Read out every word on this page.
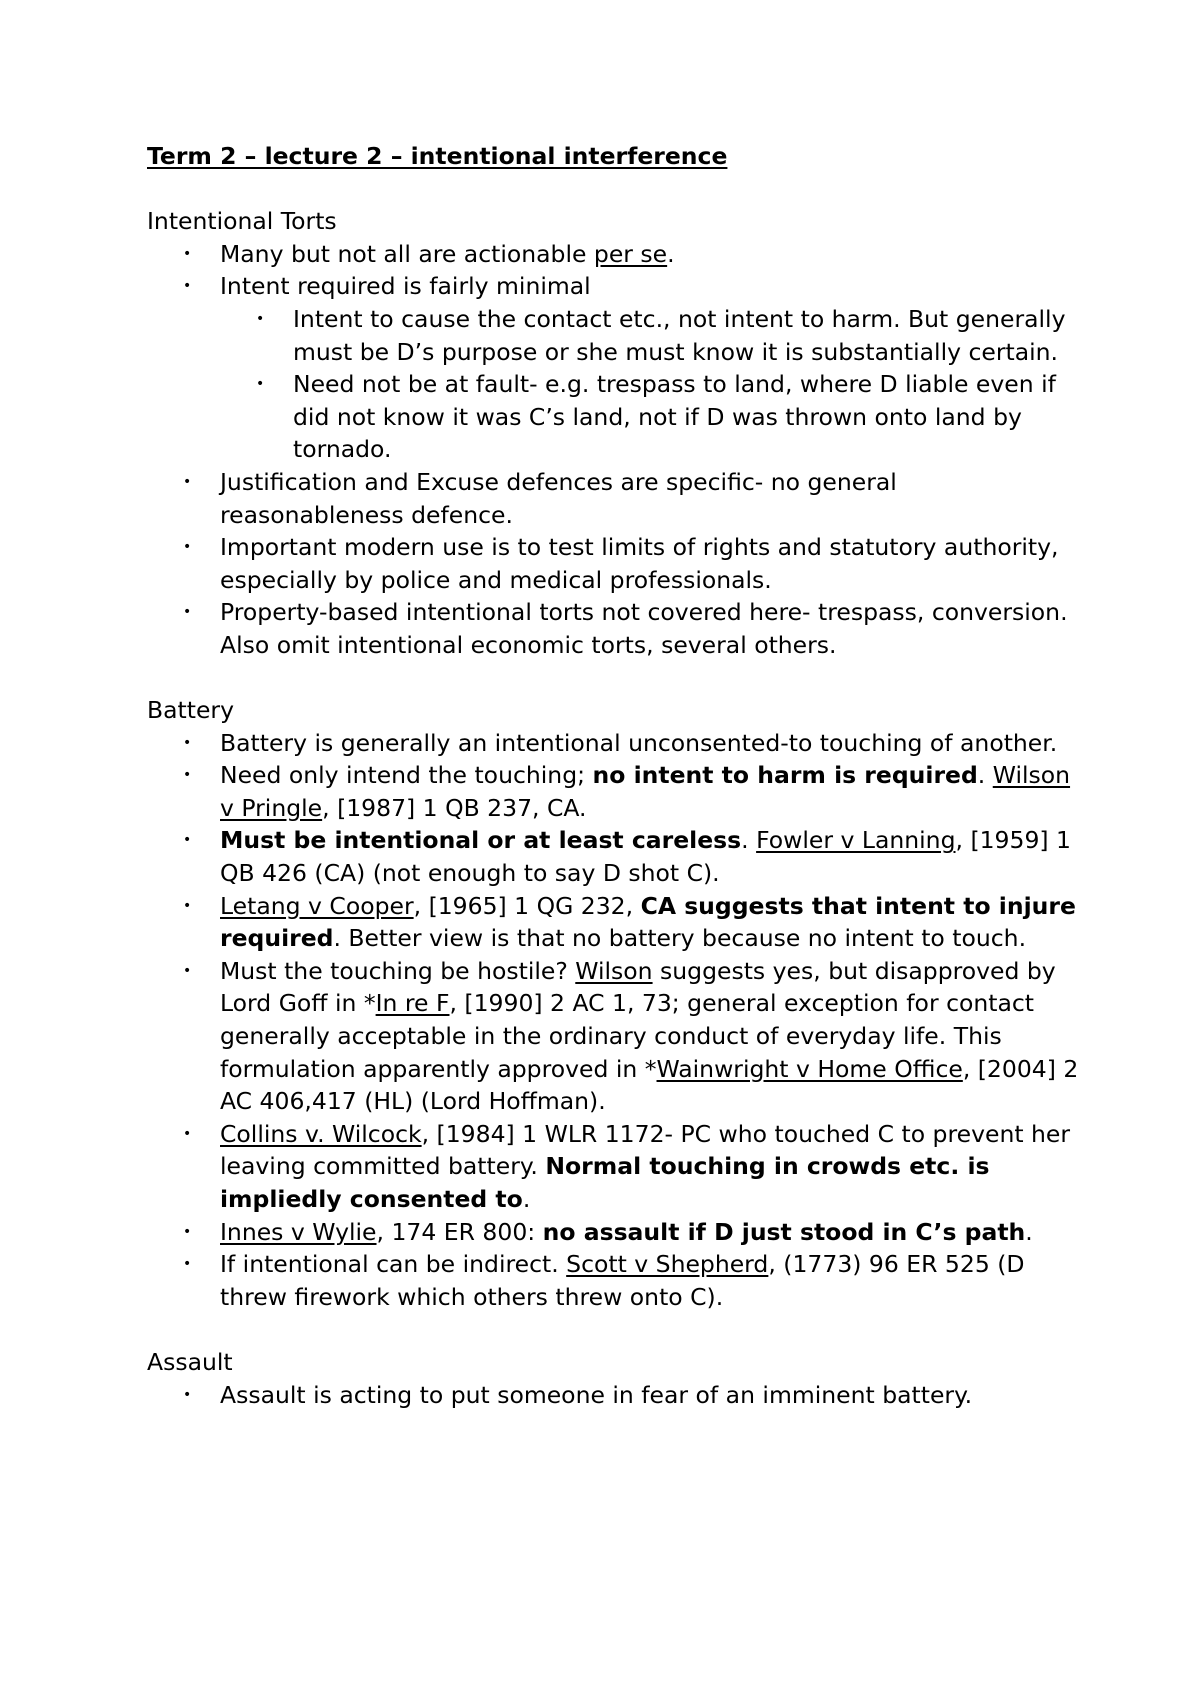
Term 2 – lecture 2 – intentional interference

Intentional Torts

• Many but not all are actionable per se.
• Intent required is fairly minimal
• Intent to cause the contact etc., not intent to harm. But generally must be D’s purpose or she must know it is substantially certain.
• Need not be at fault- e.g. trespass to land, where D liable even if did not know it was C’s land, not if D was thrown onto land by tornado.
• Justification and Excuse defences are specific- no general reasonableness defence.
• Important modern use is to test limits of rights and statutory authority, especially by police and medical professionals.
• Property-based intentional torts not covered here- trespass, conversion. Also omit intentional economic torts, several others.

Battery

• Battery is generally an intentional unconsented-to touching of another.
• Need only intend the touching; no intent to harm is required. Wilson v Pringle, [1987] 1 QB 237, CA.
• Must be intentional or at least careless. Fowler v Lanning, [1959] 1 QB 426 (CA) (not enough to say D shot C).
• Letang v Cooper, [1965] 1 QG 232, CA suggests that intent to injure required. Better view is that no battery because no intent to touch.
• Must the touching be hostile? Wilson suggests yes, but disapproved by Lord Goff in *In re F, [1990] 2 AC 1, 73; general exception for contact generally acceptable in the ordinary conduct of everyday life. This formulation apparently approved in *Wainwright v Home Office, [2004] 2 AC 406,417 (HL) (Lord Hoffman).
• Collins v. Wilcock, [1984] 1 WLR 1172- PC who touched C to prevent her leaving committed battery. Normal touching in crowds etc. is impliedly consented to.
• Innes v Wylie, 174 ER 800: no assault if D just stood in C’s path.
• If intentional can be indirect. Scott v Shepherd, (1773) 96 ER 525 (D threw firework which others threw onto C).

Assault

• Assault is acting to put someone in fear of an imminent battery.
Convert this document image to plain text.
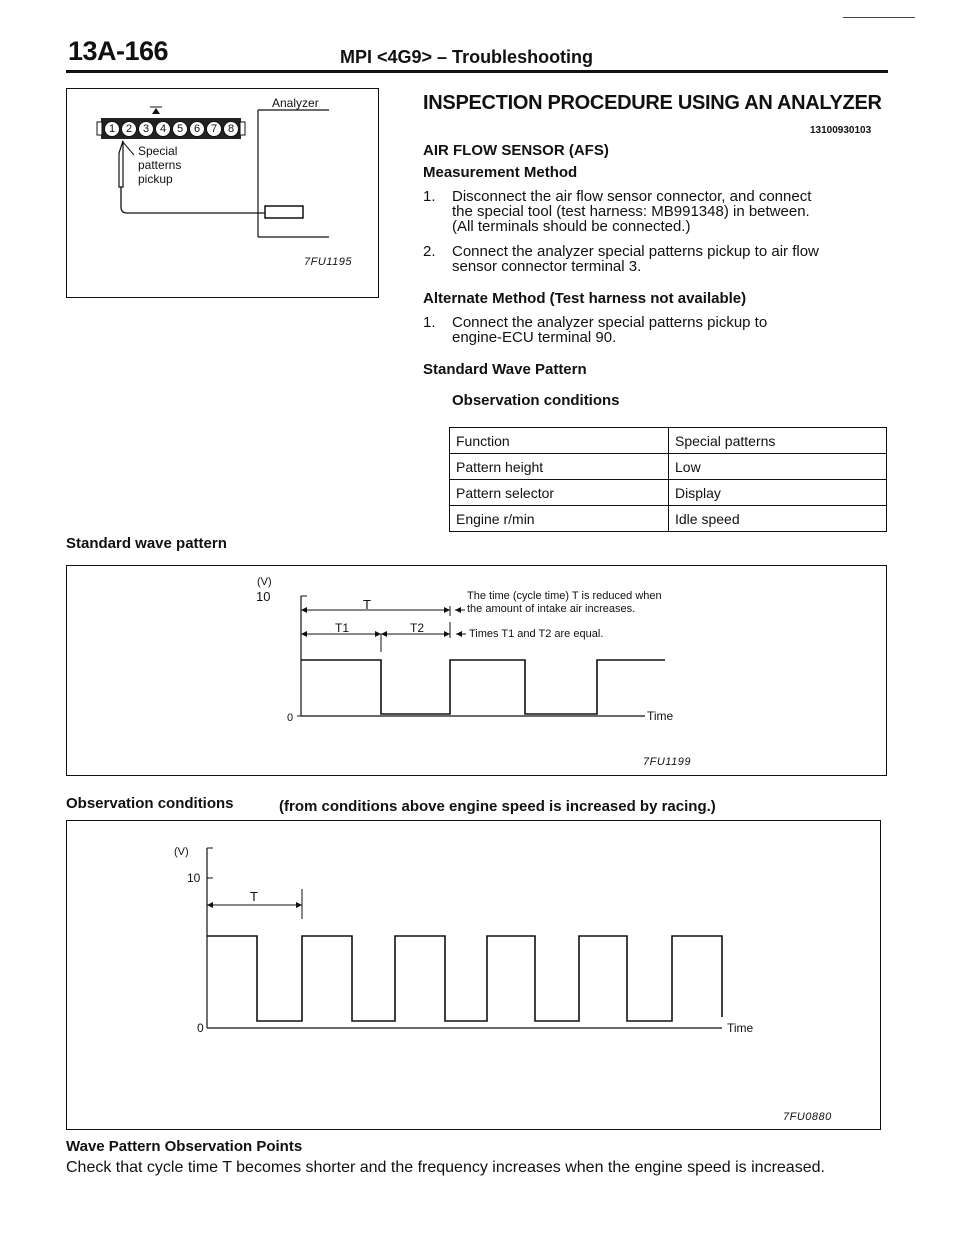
13A-166	MPI <4G9> – Troubleshooting
1 2 3 4 5 6 7 8
Analyzer
Special
patterns
pickup
7FU1195
INSPECTION PROCEDURE USING AN ANALYZER
13100930103
AIR FLOW SENSOR (AFS)
Measurement Method
1. Disconnect the air flow sensor connector, and connect
the special tool (test harness: MB991348) in between.
(All terminals should be connected.)
2. Connect the analyzer special patterns pickup to air flow
sensor connector terminal 3.
Alternate Method (Test harness not available)
1. Connect the analyzer special patterns pickup to
engine-ECU terminal 90.
Standard Wave Pattern
Observation conditions
Function	Special patterns
Pattern height	Low
Pattern selector	Display
Engine r/min	Idle speed
Standard wave pattern
(V)
10
0
T
T1	T2
The time (cycle time) T is reduced when
the amount of intake air increases.
Times T1 and T2 are equal.
Time
7FU1199
Observation conditions	(from conditions above engine speed is increased by racing.)
Wave Pattern Observation Points
Check that cycle time T becomes shorter and the frequency increases when the engine speed is increased.
(V)
10
0
T
Time
7FU0880
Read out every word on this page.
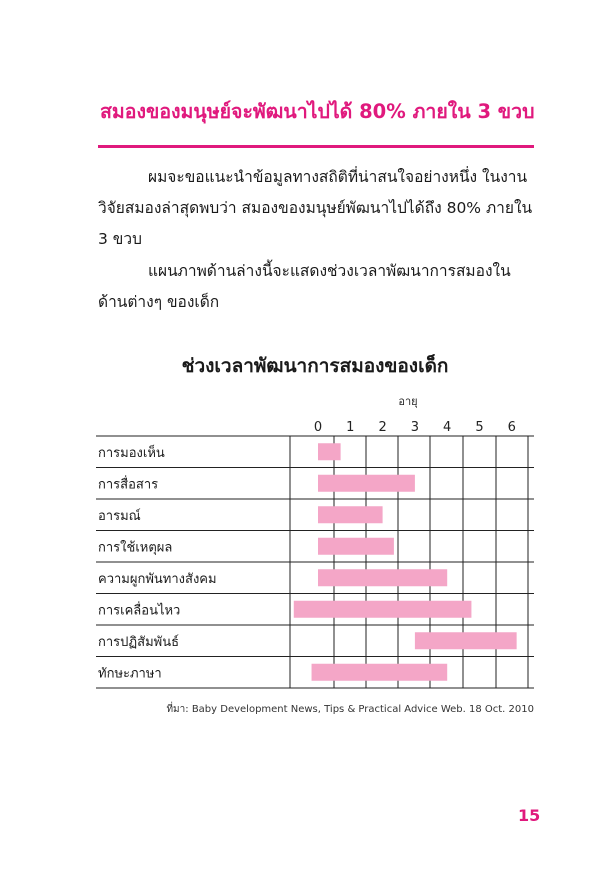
สมองของมนุษย์จะพัฒนาไปได้ 80% ภายใน 3 ขวบ

ผมจะขอแนะนำข้อมูลทางสถิติที่น่าสนใจอย่างหนึ่ง ในงานวิจัยสมองล่าสุดพบว่า สมองของมนุษย์พัฒนาไปได้ถึง 80% ภายใน 3 ขวบ

แผนภาพด้านล่างนี้จะแสดงช่วงเวลาพัฒนาการสมองในด้านต่างๆ ของเด็ก

ช่วงเวลาพัฒนาการสมองของเด็ก
อายุ
0 1 2 3 4 5 6
การมองเห็น
การสื่อสาร
อารมณ์
การใช้เหตุผล
ความผูกพันทางสังคม
การเคลื่อนไหว
การปฏิสัมพันธ์
ทักษะภาษา
ที่มา: Baby Development News, Tips & Practical Advice Web. 18 Oct. 2010
15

● **REQUIRED TASK**: Gather from the data above every line with the string "Standard".

● **SOLUTION TO THE EXERCISE**:
Standard Wave Pattern
Standard wave pattern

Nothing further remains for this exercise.